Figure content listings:
────
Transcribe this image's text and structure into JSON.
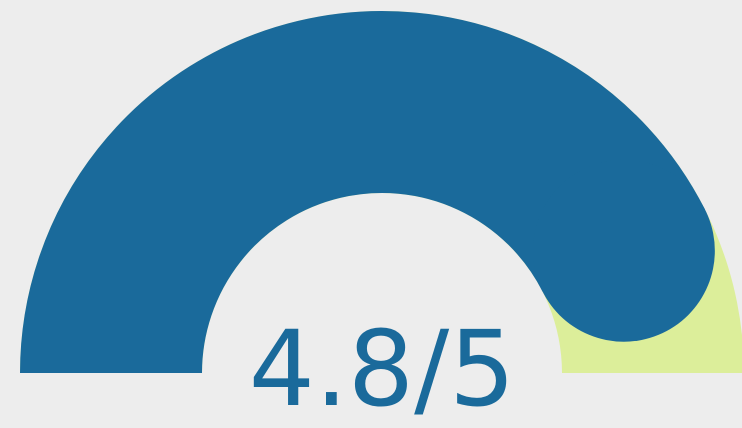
{
  "chart_data": {
    "type": "gauge",
    "values": [
      4.8
    ],
    "value_labels": [
      "4.8/5"
    ],
    "ylim": [
      0,
      5
    ],
    "color": "#1a6a9b",
    "track_color": "#dcee9a"
  }
}
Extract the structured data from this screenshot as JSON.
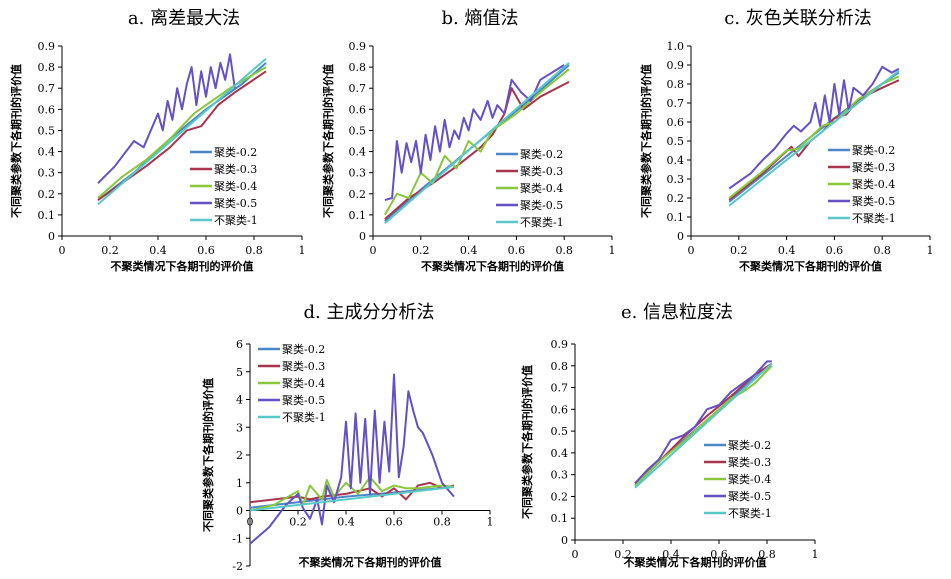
{
  "colors": {
    "聚类-0.2": "#4a86c8",
    "聚类-0.3": "#a8344e",
    "聚类-0.4": "#88c83a",
    "聚类-0.5": "#6650c4",
    "不聚类-1": "#58c8c8"
  },
  "chart_data": [
    {
      "type": "line",
      "title": "a. 离差最大法",
      "xlabel": "不聚类情况下各期刊的评价值",
      "ylabel": "不同聚类参数下各期刊的评价值",
      "xlim": [
        0,
        1
      ],
      "ylim": [
        0,
        0.9
      ],
      "xticks": [
        "0",
        "0.2",
        "0.4",
        "0.6",
        "0.8",
        "1"
      ],
      "yticks": [
        "0",
        "0.1",
        "0.2",
        "0.3",
        "0.4",
        "0.5",
        "0.6",
        "0.7",
        "0.8",
        "0.9"
      ],
      "legend_position": "center-right",
      "series": [
        {
          "name": "聚类-0.2",
          "x": [
            0.15,
            0.3,
            0.45,
            0.6,
            0.75,
            0.85
          ],
          "y": [
            0.17,
            0.3,
            0.46,
            0.6,
            0.72,
            0.82
          ]
        },
        {
          "name": "聚类-0.3",
          "x": [
            0.15,
            0.25,
            0.35,
            0.45,
            0.52,
            0.58,
            0.65,
            0.72,
            0.85
          ],
          "y": [
            0.17,
            0.25,
            0.33,
            0.42,
            0.5,
            0.52,
            0.62,
            0.68,
            0.78
          ]
        },
        {
          "name": "聚类-0.4",
          "x": [
            0.15,
            0.25,
            0.35,
            0.45,
            0.5,
            0.55,
            0.6,
            0.65,
            0.7,
            0.85
          ],
          "y": [
            0.18,
            0.28,
            0.36,
            0.46,
            0.52,
            0.58,
            0.62,
            0.66,
            0.7,
            0.8
          ]
        },
        {
          "name": "聚类-0.5",
          "x": [
            0.15,
            0.22,
            0.3,
            0.34,
            0.37,
            0.4,
            0.42,
            0.44,
            0.46,
            0.48,
            0.5,
            0.52,
            0.54,
            0.56,
            0.58,
            0.6,
            0.62,
            0.64,
            0.66,
            0.68,
            0.7,
            0.72
          ],
          "y": [
            0.25,
            0.33,
            0.45,
            0.42,
            0.5,
            0.58,
            0.5,
            0.64,
            0.55,
            0.7,
            0.6,
            0.72,
            0.8,
            0.62,
            0.78,
            0.66,
            0.8,
            0.7,
            0.82,
            0.74,
            0.86,
            0.7
          ]
        },
        {
          "name": "不聚类-1",
          "x": [
            0.15,
            0.85
          ],
          "y": [
            0.15,
            0.84
          ]
        }
      ]
    },
    {
      "type": "line",
      "title": "b. 熵值法",
      "xlabel": "不聚类情况下各期刊的评价值",
      "ylabel": "不同聚类参数下各期刊的评价值",
      "xlim": [
        0,
        1
      ],
      "ylim": [
        0,
        0.9
      ],
      "xticks": [
        "0",
        "0.2",
        "0.4",
        "0.6",
        "0.8",
        "1"
      ],
      "yticks": [
        "0",
        "0.1",
        "0.2",
        "0.3",
        "0.4",
        "0.5",
        "0.6",
        "0.7",
        "0.8",
        "0.9"
      ],
      "legend_position": "center-right",
      "series": [
        {
          "name": "聚类-0.2",
          "x": [
            0.05,
            0.2,
            0.35,
            0.5,
            0.65,
            0.82
          ],
          "y": [
            0.07,
            0.22,
            0.36,
            0.5,
            0.64,
            0.81
          ]
        },
        {
          "name": "聚类-0.3",
          "x": [
            0.05,
            0.15,
            0.25,
            0.35,
            0.45,
            0.5,
            0.55,
            0.58,
            0.63,
            0.7,
            0.82
          ],
          "y": [
            0.08,
            0.18,
            0.25,
            0.33,
            0.42,
            0.48,
            0.58,
            0.7,
            0.6,
            0.66,
            0.73
          ]
        },
        {
          "name": "聚类-0.4",
          "x": [
            0.05,
            0.1,
            0.15,
            0.2,
            0.25,
            0.3,
            0.35,
            0.4,
            0.45,
            0.5,
            0.6,
            0.7,
            0.82
          ],
          "y": [
            0.1,
            0.2,
            0.18,
            0.3,
            0.25,
            0.38,
            0.32,
            0.45,
            0.4,
            0.5,
            0.58,
            0.68,
            0.79
          ]
        },
        {
          "name": "聚类-0.5",
          "x": [
            0.05,
            0.08,
            0.1,
            0.12,
            0.14,
            0.16,
            0.18,
            0.2,
            0.22,
            0.24,
            0.26,
            0.28,
            0.3,
            0.32,
            0.34,
            0.36,
            0.38,
            0.4,
            0.42,
            0.45,
            0.48,
            0.5,
            0.52,
            0.55,
            0.58,
            0.62,
            0.66,
            0.7,
            0.8
          ],
          "y": [
            0.17,
            0.18,
            0.45,
            0.3,
            0.44,
            0.35,
            0.45,
            0.3,
            0.48,
            0.36,
            0.52,
            0.4,
            0.55,
            0.42,
            0.5,
            0.46,
            0.56,
            0.5,
            0.6,
            0.55,
            0.64,
            0.56,
            0.62,
            0.58,
            0.74,
            0.68,
            0.64,
            0.74,
            0.81
          ]
        },
        {
          "name": "不聚类-1",
          "x": [
            0.05,
            0.82
          ],
          "y": [
            0.06,
            0.82
          ]
        }
      ]
    },
    {
      "type": "line",
      "title": "c. 灰色关联分析法",
      "xlabel": "不聚类情况下各期刊的评价值",
      "ylabel": "不同聚类参数下各期刊的评价值",
      "xlim": [
        0,
        1
      ],
      "ylim": [
        0,
        1.0
      ],
      "xticks": [
        "0",
        "0.2",
        "0.4",
        "0.6",
        "0.8",
        "1"
      ],
      "yticks": [
        "0",
        "0.1",
        "0.2",
        "0.3",
        "0.4",
        "0.5",
        "0.6",
        "0.7",
        "0.8",
        "0.9",
        "1.0"
      ],
      "legend_position": "center-right",
      "series": [
        {
          "name": "聚类-0.2",
          "x": [
            0.16,
            0.3,
            0.45,
            0.6,
            0.75,
            0.87
          ],
          "y": [
            0.18,
            0.32,
            0.47,
            0.62,
            0.76,
            0.86
          ]
        },
        {
          "name": "聚类-0.3",
          "x": [
            0.16,
            0.3,
            0.42,
            0.45,
            0.5,
            0.55,
            0.6,
            0.65,
            0.7,
            0.8,
            0.87
          ],
          "y": [
            0.19,
            0.33,
            0.47,
            0.42,
            0.5,
            0.55,
            0.62,
            0.64,
            0.72,
            0.78,
            0.82
          ]
        },
        {
          "name": "聚类-0.4",
          "x": [
            0.16,
            0.3,
            0.4,
            0.45,
            0.5,
            0.55,
            0.6,
            0.65,
            0.7,
            0.8,
            0.87
          ],
          "y": [
            0.2,
            0.34,
            0.45,
            0.46,
            0.52,
            0.58,
            0.6,
            0.66,
            0.72,
            0.8,
            0.84
          ]
        },
        {
          "name": "聚类-0.5",
          "x": [
            0.16,
            0.25,
            0.3,
            0.35,
            0.4,
            0.43,
            0.46,
            0.5,
            0.52,
            0.54,
            0.56,
            0.58,
            0.6,
            0.62,
            0.64,
            0.66,
            0.68,
            0.72,
            0.76,
            0.8,
            0.84,
            0.87
          ],
          "y": [
            0.25,
            0.33,
            0.4,
            0.46,
            0.54,
            0.58,
            0.55,
            0.6,
            0.7,
            0.58,
            0.74,
            0.6,
            0.8,
            0.64,
            0.82,
            0.66,
            0.78,
            0.74,
            0.8,
            0.89,
            0.86,
            0.88
          ]
        },
        {
          "name": "不聚类-1",
          "x": [
            0.16,
            0.87
          ],
          "y": [
            0.16,
            0.87
          ]
        }
      ]
    },
    {
      "type": "line",
      "title": "d. 主成分分析法",
      "xlabel": "不聚类情况下各期刊的评价值",
      "ylabel": "不同聚类参数下各期刊的评价值",
      "xlim": [
        0,
        1
      ],
      "ylim": [
        -2,
        6
      ],
      "xticks": [
        "0",
        "0.2",
        "0.4",
        "0.6",
        "0.8",
        "1"
      ],
      "yticks": [
        "-2",
        "-1",
        "0",
        "1",
        "2",
        "3",
        "4",
        "5",
        "6"
      ],
      "legend_position": "top-left",
      "series": [
        {
          "name": "聚类-0.2",
          "x": [
            0.0,
            0.2,
            0.4,
            0.6,
            0.85
          ],
          "y": [
            0.1,
            0.3,
            0.5,
            0.65,
            0.85
          ]
        },
        {
          "name": "聚类-0.3",
          "x": [
            0.0,
            0.2,
            0.25,
            0.3,
            0.4,
            0.5,
            0.55,
            0.6,
            0.65,
            0.7,
            0.75,
            0.8,
            0.85
          ],
          "y": [
            0.3,
            0.5,
            0.4,
            0.5,
            0.6,
            0.8,
            0.5,
            0.8,
            0.4,
            0.9,
            1.0,
            0.8,
            0.9
          ]
        },
        {
          "name": "聚类-0.4",
          "x": [
            0.0,
            0.1,
            0.2,
            0.22,
            0.25,
            0.3,
            0.32,
            0.35,
            0.4,
            0.45,
            0.5,
            0.55,
            0.6,
            0.65,
            0.7,
            0.8,
            0.85
          ],
          "y": [
            0.0,
            0.2,
            0.7,
            0.2,
            0.9,
            0.4,
            1.1,
            0.5,
            1.0,
            0.6,
            1.2,
            0.7,
            0.9,
            0.8,
            0.8,
            0.9,
            0.85
          ]
        },
        {
          "name": "聚类-0.5",
          "x": [
            0.0,
            0.08,
            0.15,
            0.2,
            0.22,
            0.25,
            0.28,
            0.3,
            0.32,
            0.35,
            0.38,
            0.4,
            0.42,
            0.44,
            0.46,
            0.48,
            0.5,
            0.52,
            0.54,
            0.56,
            0.58,
            0.6,
            0.62,
            0.64,
            0.66,
            0.68,
            0.7,
            0.72,
            0.76,
            0.8,
            0.85
          ],
          "y": [
            -1.2,
            -0.6,
            0.2,
            0.6,
            0.1,
            -0.3,
            0.4,
            -0.5,
            0.9,
            0.3,
            1.2,
            3.2,
            0.8,
            3.5,
            1.0,
            3.3,
            0.6,
            3.6,
            1.0,
            3.2,
            1.4,
            4.9,
            1.2,
            2.3,
            4.3,
            3.6,
            3.0,
            2.8,
            2.0,
            1.0,
            0.5
          ]
        },
        {
          "name": "不聚类-1",
          "x": [
            0.0,
            0.85
          ],
          "y": [
            0.0,
            0.85
          ]
        }
      ]
    },
    {
      "type": "line",
      "title": "e. 信息粒度法",
      "xlabel": "不聚类情况下各期刊的评价值",
      "ylabel": "不同聚类参数下各期刊的评价值",
      "xlim": [
        0,
        1
      ],
      "ylim": [
        0,
        0.9
      ],
      "xticks": [
        "0",
        "0.2",
        "0.4",
        "0.6",
        "0.8",
        "1"
      ],
      "yticks": [
        "0",
        "0.1",
        "0.2",
        "0.3",
        "0.4",
        "0.5",
        "0.6",
        "0.7",
        "0.8",
        "0.9"
      ],
      "legend_position": "bottom-right",
      "series": [
        {
          "name": "聚类-0.2",
          "x": [
            0.25,
            0.4,
            0.55,
            0.7,
            0.82
          ],
          "y": [
            0.25,
            0.41,
            0.55,
            0.7,
            0.81
          ]
        },
        {
          "name": "聚类-0.3",
          "x": [
            0.25,
            0.35,
            0.45,
            0.55,
            0.65,
            0.75,
            0.82
          ],
          "y": [
            0.26,
            0.36,
            0.47,
            0.57,
            0.66,
            0.76,
            0.81
          ]
        },
        {
          "name": "聚类-0.4",
          "x": [
            0.25,
            0.35,
            0.45,
            0.55,
            0.65,
            0.7,
            0.75,
            0.82
          ],
          "y": [
            0.25,
            0.36,
            0.45,
            0.55,
            0.65,
            0.68,
            0.72,
            0.8
          ]
        },
        {
          "name": "聚类-0.5",
          "x": [
            0.25,
            0.3,
            0.35,
            0.4,
            0.45,
            0.5,
            0.55,
            0.6,
            0.65,
            0.7,
            0.75,
            0.8,
            0.82
          ],
          "y": [
            0.26,
            0.32,
            0.37,
            0.46,
            0.48,
            0.52,
            0.6,
            0.62,
            0.68,
            0.72,
            0.76,
            0.82,
            0.82
          ]
        },
        {
          "name": "不聚类-1",
          "x": [
            0.25,
            0.82
          ],
          "y": [
            0.24,
            0.81
          ]
        }
      ]
    }
  ]
}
────
Search the entries for the word "this", then list each line that holds it.

- RESPONSE -
Transcribe this image's text and structure into JSON.
Extract the structured data from this screenshot as JSON.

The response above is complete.